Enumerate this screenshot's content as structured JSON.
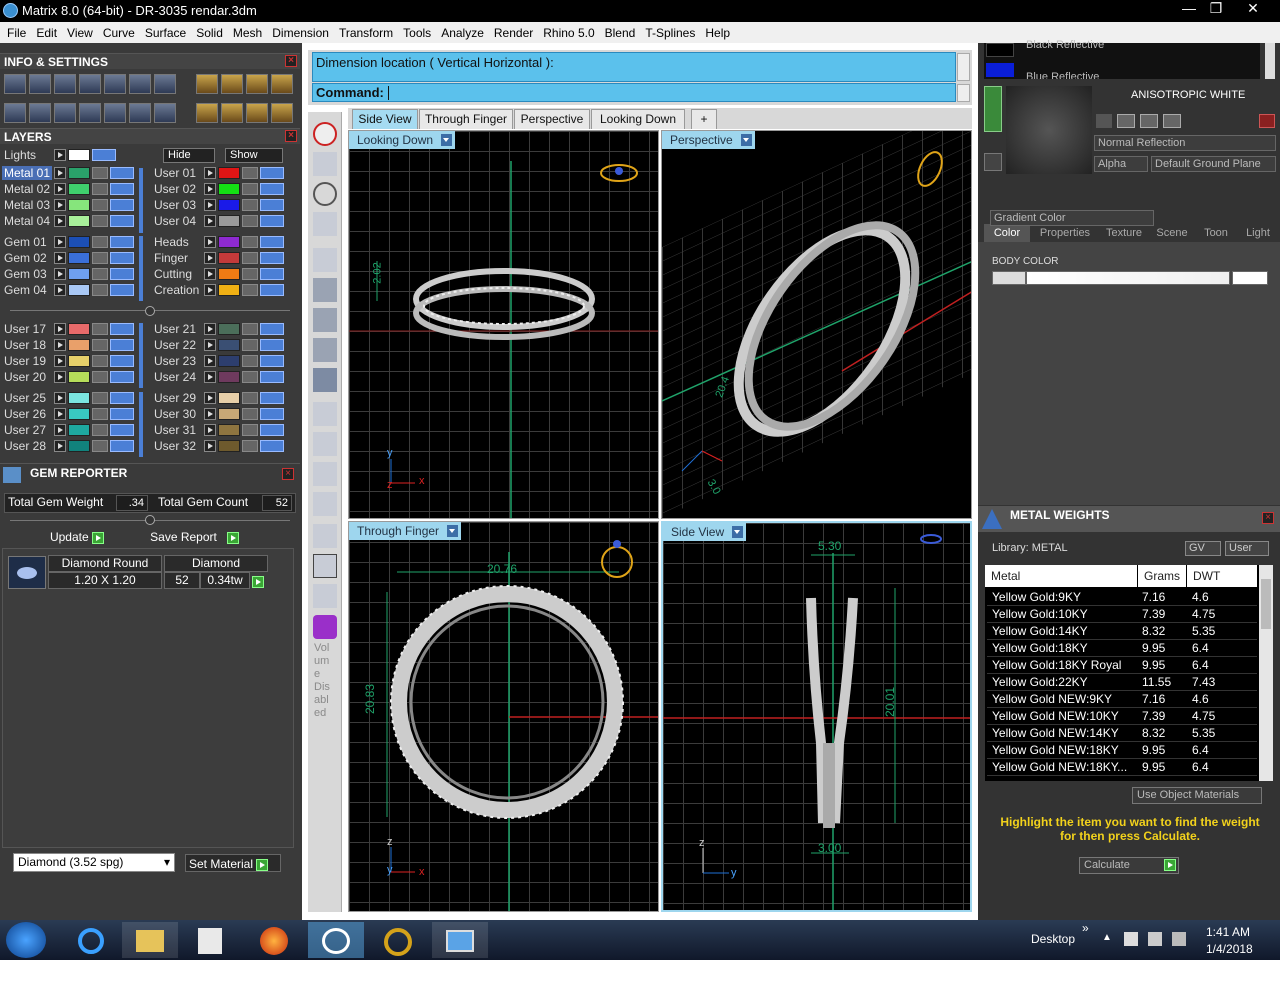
{
  "window": {
    "title": "Matrix 8.0 (64-bit) - DR-3035 rendar.3dm",
    "minimize_glyph": "—",
    "maximize_glyph": "❐",
    "close_glyph": "✕"
  },
  "menu": [
    "File",
    "Edit",
    "View",
    "Curve",
    "Surface",
    "Solid",
    "Mesh",
    "Dimension",
    "Transform",
    "Tools",
    "Analyze",
    "Render",
    "Rhino 5.0",
    "Blend",
    "T-Splines",
    "Help"
  ],
  "left": {
    "info_title": "INFO & SETTINGS",
    "layers_title": "LAYERS",
    "lights_label": "Lights",
    "hide_label": "Hide",
    "show_label": "Show",
    "layers_left": [
      {
        "name": "Metal 01",
        "color": "#2aa16a",
        "selected": true
      },
      {
        "name": "Metal 02",
        "color": "#3fcf6d",
        "selected": false
      },
      {
        "name": "Metal 03",
        "color": "#86e57c",
        "selected": false
      },
      {
        "name": "Metal 04",
        "color": "#a8f09a",
        "selected": false
      },
      {
        "name": "Gem 01",
        "color": "#1c4fb5",
        "selected": false
      },
      {
        "name": "Gem 02",
        "color": "#3a6fd9",
        "selected": false
      },
      {
        "name": "Gem 03",
        "color": "#6fa0f0",
        "selected": false
      },
      {
        "name": "Gem 04",
        "color": "#a9c8f5",
        "selected": false
      },
      {
        "name": "User 17",
        "color": "#e86a6a",
        "selected": false
      },
      {
        "name": "User 18",
        "color": "#e9a06a",
        "selected": false
      },
      {
        "name": "User 19",
        "color": "#e7d06a",
        "selected": false
      },
      {
        "name": "User 20",
        "color": "#b6dd5a",
        "selected": false
      },
      {
        "name": "User 25",
        "color": "#7be5e0",
        "selected": false
      },
      {
        "name": "User 26",
        "color": "#39c9c2",
        "selected": false
      },
      {
        "name": "User 27",
        "color": "#1ea8a0",
        "selected": false
      },
      {
        "name": "User 28",
        "color": "#11827c",
        "selected": false
      }
    ],
    "layers_right": [
      {
        "name": "User 01",
        "color": "#e01515"
      },
      {
        "name": "User 02",
        "color": "#14e014"
      },
      {
        "name": "User 03",
        "color": "#1a1ae8"
      },
      {
        "name": "User 04",
        "color": "#9a9a9a"
      },
      {
        "name": "Heads",
        "color": "#8e2ad1"
      },
      {
        "name": "Finger",
        "color": "#c33a3a"
      },
      {
        "name": "Cutting",
        "color": "#f07b14"
      },
      {
        "name": "Creation",
        "color": "#f0b014"
      },
      {
        "name": "User 21",
        "color": "#4b6e5a"
      },
      {
        "name": "User 22",
        "color": "#3a4f73"
      },
      {
        "name": "User 23",
        "color": "#2d3e6e"
      },
      {
        "name": "User 24",
        "color": "#6e3a5e"
      },
      {
        "name": "User 29",
        "color": "#e7cfa8"
      },
      {
        "name": "User 30",
        "color": "#c8a876"
      },
      {
        "name": "User 31",
        "color": "#8e7540"
      },
      {
        "name": "User 32",
        "color": "#6e5a2d"
      }
    ],
    "gem_reporter": {
      "title": "GEM REPORTER",
      "total_weight_label": "Total Gem Weight",
      "total_weight_value": ".34",
      "total_count_label": "Total Gem Count",
      "total_count_value": "52",
      "update_label": "Update",
      "save_label": "Save Report",
      "col1": "Diamond Round",
      "col2": "Diamond",
      "size": "1.20 X 1.20",
      "count": "52",
      "tw": "0.34tw",
      "material_select": "Diamond    (3.52 spg)",
      "set_material_label": "Set Material"
    }
  },
  "command": {
    "prompt": "Dimension location ( Vertical  Horizontal ):",
    "label": "Command:"
  },
  "tabs": [
    "Side View",
    "Through Finger",
    "Perspective",
    "Looking Down"
  ],
  "add_tab_glyph": "+",
  "viewports": {
    "tl_label": "Looking Down",
    "tr_label": "Perspective",
    "bl_label": "Through Finger",
    "br_label": "Side View",
    "dims": {
      "tl_vert": "2.02",
      "bl_width": "20.76",
      "bl_height": "20.83",
      "br_top": "5.30",
      "br_height": "20.01",
      "br_bottom": "3.00",
      "tr_a": "20.4",
      "tr_b": "3.0"
    },
    "axis": {
      "x": "x",
      "y": "y",
      "z": "z"
    }
  },
  "vtool_text": [
    "Vol",
    "um",
    "e",
    "Dis",
    "abl",
    "ed"
  ],
  "right": {
    "top_item1": "Black Reflective",
    "top_item2": "Blue Reflective",
    "material_name": "ANISOTROPIC WHITE",
    "reflection": "Normal Reflection",
    "alpha": "Alpha",
    "ground_plane": "Default Ground Plane",
    "tabs": [
      "Color",
      "Properties",
      "Texture",
      "Scene",
      "Toon",
      "Light"
    ],
    "gradient_select": "Gradient Color",
    "body_color_label": "BODY COLOR",
    "metal_weights_title": "METAL WEIGHTS",
    "library_label": "Library: METAL",
    "gv_label": "GV",
    "user_label": "User",
    "col_metal": "Metal",
    "col_grams": "Grams",
    "col_dwt": "DWT",
    "metals": [
      {
        "name": "Yellow Gold:9KY",
        "grams": "7.16",
        "dwt": "4.6"
      },
      {
        "name": "Yellow Gold:10KY",
        "grams": "7.39",
        "dwt": "4.75"
      },
      {
        "name": "Yellow Gold:14KY",
        "grams": "8.32",
        "dwt": "5.35"
      },
      {
        "name": "Yellow Gold:18KY",
        "grams": "9.95",
        "dwt": "6.4"
      },
      {
        "name": "Yellow Gold:18KY Royal",
        "grams": "9.95",
        "dwt": "6.4"
      },
      {
        "name": "Yellow Gold:22KY",
        "grams": "11.55",
        "dwt": "7.43"
      },
      {
        "name": "Yellow Gold NEW:9KY",
        "grams": "7.16",
        "dwt": "4.6"
      },
      {
        "name": "Yellow Gold NEW:10KY",
        "grams": "7.39",
        "dwt": "4.75"
      },
      {
        "name": "Yellow Gold NEW:14KY",
        "grams": "8.32",
        "dwt": "5.35"
      },
      {
        "name": "Yellow Gold NEW:18KY",
        "grams": "9.95",
        "dwt": "6.4"
      },
      {
        "name": "Yellow Gold NEW:18KY...",
        "grams": "9.95",
        "dwt": "6.4"
      }
    ],
    "use_object_materials": "Use Object Materials",
    "hint": "Highlight the item you want to find the weight for then press Calculate.",
    "calculate": "Calculate"
  },
  "taskbar": {
    "desktop_label": "Desktop",
    "expand_glyph": "»",
    "time": "1:41 AM",
    "date": "1/4/2018"
  },
  "colors": {
    "accent_blue": "#5bc1ec",
    "hint_yellow": "#f2d21c",
    "axis_red": "#e02020",
    "dim_green": "#1fa36a"
  }
}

——————————

• The request: Omit the pictures, and quote the material above exactly as given.

• Written response:
Enumerate this screenshot's content as structured JSON.
{
  "window": {
    "title": "Matrix 8.0 (64-bit) - DR-3035 rendar.3dm",
    "minimize_glyph": "—",
    "maximize_glyph": "❐",
    "close_glyph": "✕"
  },
  "menu": [
    "File",
    "Edit",
    "View",
    "Curve",
    "Surface",
    "Solid",
    "Mesh",
    "Dimension",
    "Transform",
    "Tools",
    "Analyze",
    "Render",
    "Rhino 5.0",
    "Blend",
    "T-Splines",
    "Help"
  ],
  "left": {
    "info_title": "INFO & SETTINGS",
    "layers_title": "LAYERS",
    "lights_label": "Lights",
    "hide_label": "Hide",
    "show_label": "Show",
    "layers_left": [
      {
        "name": "Metal 01",
        "color": "#2aa16a",
        "selected": true
      },
      {
        "name": "Metal 02",
        "color": "#3fcf6d",
        "selected": false
      },
      {
        "name": "Metal 03",
        "color": "#86e57c",
        "selected": false
      },
      {
        "name": "Metal 04",
        "color": "#a8f09a",
        "selected": false
      },
      {
        "name": "Gem 01",
        "color": "#1c4fb5",
        "selected": false
      },
      {
        "name": "Gem 02",
        "color": "#3a6fd9",
        "selected": false
      },
      {
        "name": "Gem 03",
        "color": "#6fa0f0",
        "selected": false
      },
      {
        "name": "Gem 04",
        "color": "#a9c8f5",
        "selected": false
      },
      {
        "name": "User 17",
        "color": "#e86a6a",
        "selected": false
      },
      {
        "name": "User 18",
        "color": "#e9a06a",
        "selected": false
      },
      {
        "name": "User 19",
        "color": "#e7d06a",
        "selected": false
      },
      {
        "name": "User 20",
        "color": "#b6dd5a",
        "selected": false
      },
      {
        "name": "User 25",
        "color": "#7be5e0",
        "selected": false
      },
      {
        "name": "User 26",
        "color": "#39c9c2",
        "selected": false
      },
      {
        "name": "User 27",
        "color": "#1ea8a0",
        "selected": false
      },
      {
        "name": "User 28",
        "color": "#11827c",
        "selected": false
      }
    ],
    "layers_right": [
      {
        "name": "User 01",
        "color": "#e01515"
      },
      {
        "name": "User 02",
        "color": "#14e014"
      },
      {
        "name": "User 03",
        "color": "#1a1ae8"
      },
      {
        "name": "User 04",
        "color": "#9a9a9a"
      },
      {
        "name": "Heads",
        "color": "#8e2ad1"
      },
      {
        "name": "Finger",
        "color": "#c33a3a"
      },
      {
        "name": "Cutting",
        "color": "#f07b14"
      },
      {
        "name": "Creation",
        "color": "#f0b014"
      },
      {
        "name": "User 21",
        "color": "#4b6e5a"
      },
      {
        "name": "User 22",
        "color": "#3a4f73"
      },
      {
        "name": "User 23",
        "color": "#2d3e6e"
      },
      {
        "name": "User 24",
        "color": "#6e3a5e"
      },
      {
        "name": "User 29",
        "color": "#e7cfa8"
      },
      {
        "name": "User 30",
        "color": "#c8a876"
      },
      {
        "name": "User 31",
        "color": "#8e7540"
      },
      {
        "name": "User 32",
        "color": "#6e5a2d"
      }
    ],
    "gem_reporter": {
      "title": "GEM REPORTER",
      "total_weight_label": "Total Gem Weight",
      "total_weight_value": ".34",
      "total_count_label": "Total Gem Count",
      "total_count_value": "52",
      "update_label": "Update",
      "save_label": "Save Report",
      "col1": "Diamond Round",
      "col2": "Diamond",
      "size": "1.20 X 1.20",
      "count": "52",
      "tw": "0.34tw",
      "material_select": "Diamond    (3.52 spg)",
      "set_material_label": "Set Material"
    }
  },
  "command": {
    "prompt": "Dimension location ( Vertical  Horizontal ):",
    "label": "Command:"
  },
  "tabs": [
    "Side View",
    "Through Finger",
    "Perspective",
    "Looking Down"
  ],
  "add_tab_glyph": "+",
  "viewports": {
    "tl_label": "Looking Down",
    "tr_label": "Perspective",
    "bl_label": "Through Finger",
    "br_label": "Side View",
    "dims": {
      "tl_vert": "2.02",
      "bl_width": "20.76",
      "bl_height": "20.83",
      "br_top": "5.30",
      "br_height": "20.01",
      "br_bottom": "3.00",
      "tr_a": "20.4",
      "tr_b": "3.0"
    },
    "axis": {
      "x": "x",
      "y": "y",
      "z": "z"
    }
  },
  "vtool_text": [
    "Vol",
    "um",
    "e",
    "Dis",
    "abl",
    "ed"
  ],
  "right": {
    "top_item1": "Black Reflective",
    "top_item2": "Blue Reflective",
    "material_name": "ANISOTROPIC WHITE",
    "reflection": "Normal Reflection",
    "alpha": "Alpha",
    "ground_plane": "Default Ground Plane",
    "tabs": [
      "Color",
      "Properties",
      "Texture",
      "Scene",
      "Toon",
      "Light"
    ],
    "gradient_select": "Gradient Color",
    "body_color_label": "BODY COLOR",
    "metal_weights_title": "METAL WEIGHTS",
    "library_label": "Library: METAL",
    "gv_label": "GV",
    "user_label": "User",
    "col_metal": "Metal",
    "col_grams": "Grams",
    "col_dwt": "DWT",
    "metals": [
      {
        "name": "Yellow Gold:9KY",
        "grams": "7.16",
        "dwt": "4.6"
      },
      {
        "name": "Yellow Gold:10KY",
        "grams": "7.39",
        "dwt": "4.75"
      },
      {
        "name": "Yellow Gold:14KY",
        "grams": "8.32",
        "dwt": "5.35"
      },
      {
        "name": "Yellow Gold:18KY",
        "grams": "9.95",
        "dwt": "6.4"
      },
      {
        "name": "Yellow Gold:18KY Royal",
        "grams": "9.95",
        "dwt": "6.4"
      },
      {
        "name": "Yellow Gold:22KY",
        "grams": "11.55",
        "dwt": "7.43"
      },
      {
        "name": "Yellow Gold NEW:9KY",
        "grams": "7.16",
        "dwt": "4.6"
      },
      {
        "name": "Yellow Gold NEW:10KY",
        "grams": "7.39",
        "dwt": "4.75"
      },
      {
        "name": "Yellow Gold NEW:14KY",
        "grams": "8.32",
        "dwt": "5.35"
      },
      {
        "name": "Yellow Gold NEW:18KY",
        "grams": "9.95",
        "dwt": "6.4"
      },
      {
        "name": "Yellow Gold NEW:18KY...",
        "grams": "9.95",
        "dwt": "6.4"
      }
    ],
    "use_object_materials": "Use Object Materials",
    "hint": "Highlight the item you want to find the weight for then press Calculate.",
    "calculate": "Calculate"
  },
  "taskbar": {
    "desktop_label": "Desktop",
    "expand_glyph": "»",
    "time": "1:41 AM",
    "date": "1/4/2018"
  },
  "colors": {
    "accent_blue": "#5bc1ec",
    "hint_yellow": "#f2d21c",
    "axis_red": "#e02020",
    "dim_green": "#1fa36a"
  }
}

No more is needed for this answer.